**What you are asked to do**
Where the line containing "Output a JSON" appears, begin retyping; continue exactly through the final line of the data. Omit every picture.

(Records from a collection of figures)
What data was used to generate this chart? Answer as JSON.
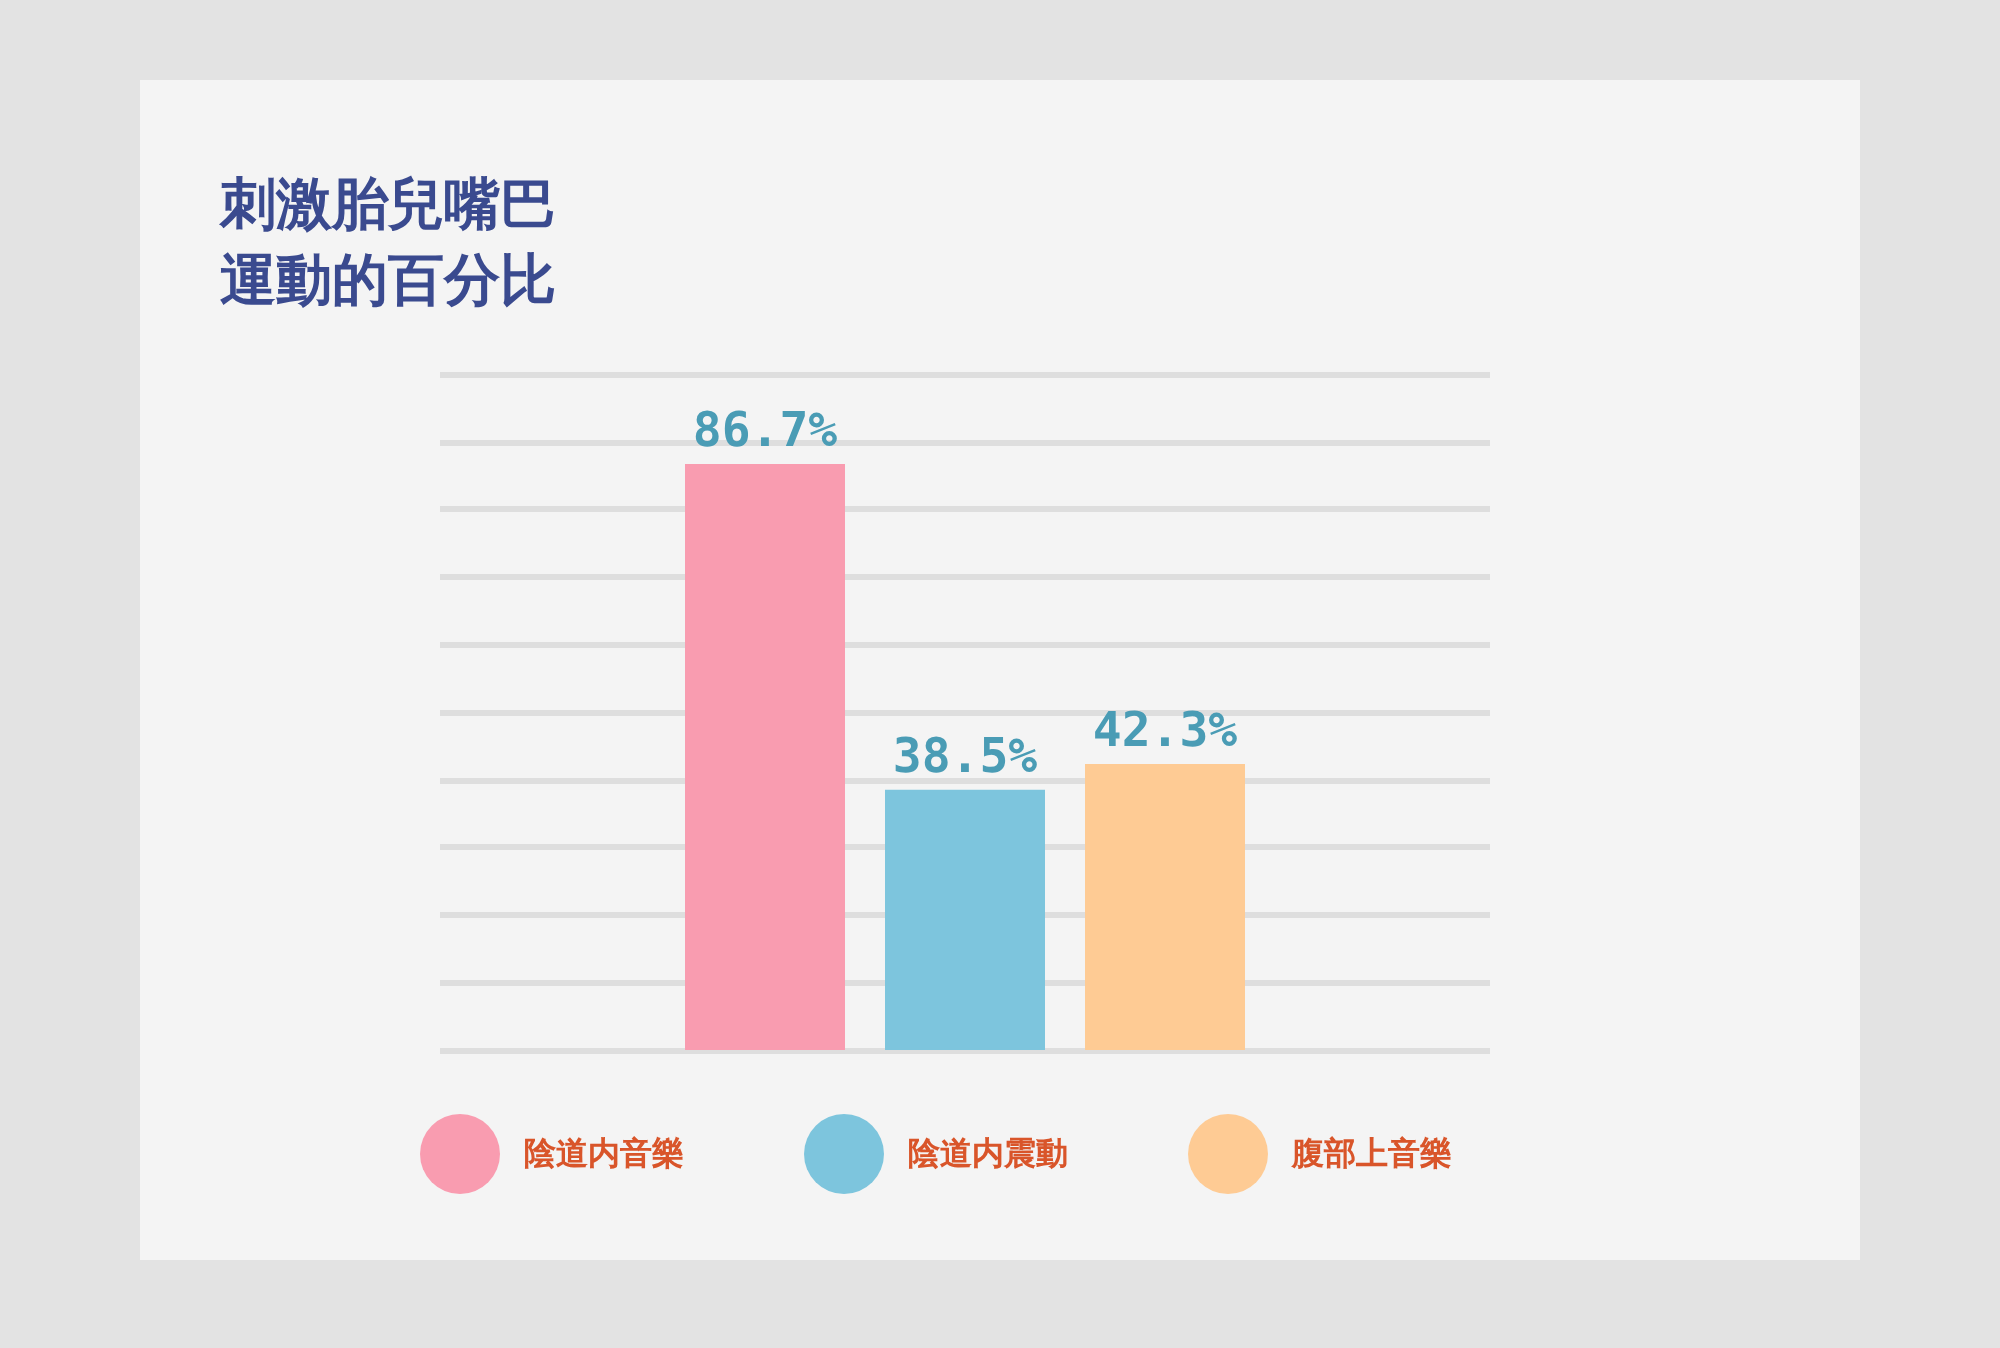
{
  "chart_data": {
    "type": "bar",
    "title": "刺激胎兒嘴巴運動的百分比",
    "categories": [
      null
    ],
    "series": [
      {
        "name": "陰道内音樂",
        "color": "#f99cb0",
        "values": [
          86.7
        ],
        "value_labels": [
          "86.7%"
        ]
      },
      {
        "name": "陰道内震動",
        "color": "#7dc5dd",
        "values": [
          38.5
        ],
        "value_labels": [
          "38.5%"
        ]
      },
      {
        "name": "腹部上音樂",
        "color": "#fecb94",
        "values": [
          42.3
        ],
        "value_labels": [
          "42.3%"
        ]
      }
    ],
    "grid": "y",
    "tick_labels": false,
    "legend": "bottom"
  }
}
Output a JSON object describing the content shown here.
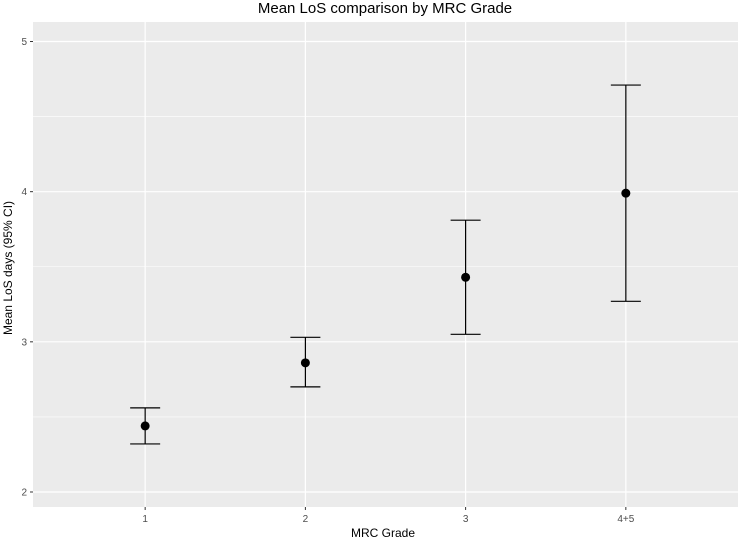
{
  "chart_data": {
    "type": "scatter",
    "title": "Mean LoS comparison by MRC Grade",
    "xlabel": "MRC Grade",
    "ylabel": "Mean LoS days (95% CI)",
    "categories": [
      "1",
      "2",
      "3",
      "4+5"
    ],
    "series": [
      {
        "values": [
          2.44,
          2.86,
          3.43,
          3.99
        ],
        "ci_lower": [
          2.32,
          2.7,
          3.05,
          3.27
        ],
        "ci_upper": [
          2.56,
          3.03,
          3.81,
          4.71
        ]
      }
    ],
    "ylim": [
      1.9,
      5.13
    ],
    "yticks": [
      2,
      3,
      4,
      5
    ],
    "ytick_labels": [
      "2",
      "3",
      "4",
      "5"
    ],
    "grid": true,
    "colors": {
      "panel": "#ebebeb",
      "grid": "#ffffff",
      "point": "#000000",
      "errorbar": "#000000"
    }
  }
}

**Full answer**
Output a JSON object describing the content shown here.
{
  "chart_data": {
    "type": "scatter",
    "title": "Mean LoS comparison by MRC Grade",
    "xlabel": "MRC Grade",
    "ylabel": "Mean LoS days (95% CI)",
    "categories": [
      "1",
      "2",
      "3",
      "4+5"
    ],
    "series": [
      {
        "values": [
          2.44,
          2.86,
          3.43,
          3.99
        ],
        "ci_lower": [
          2.32,
          2.7,
          3.05,
          3.27
        ],
        "ci_upper": [
          2.56,
          3.03,
          3.81,
          4.71
        ]
      }
    ],
    "ylim": [
      1.9,
      5.13
    ],
    "yticks": [
      2,
      3,
      4,
      5
    ],
    "ytick_labels": [
      "2",
      "3",
      "4",
      "5"
    ],
    "grid": true,
    "colors": {
      "panel": "#ebebeb",
      "grid": "#ffffff",
      "point": "#000000",
      "errorbar": "#000000"
    }
  }
}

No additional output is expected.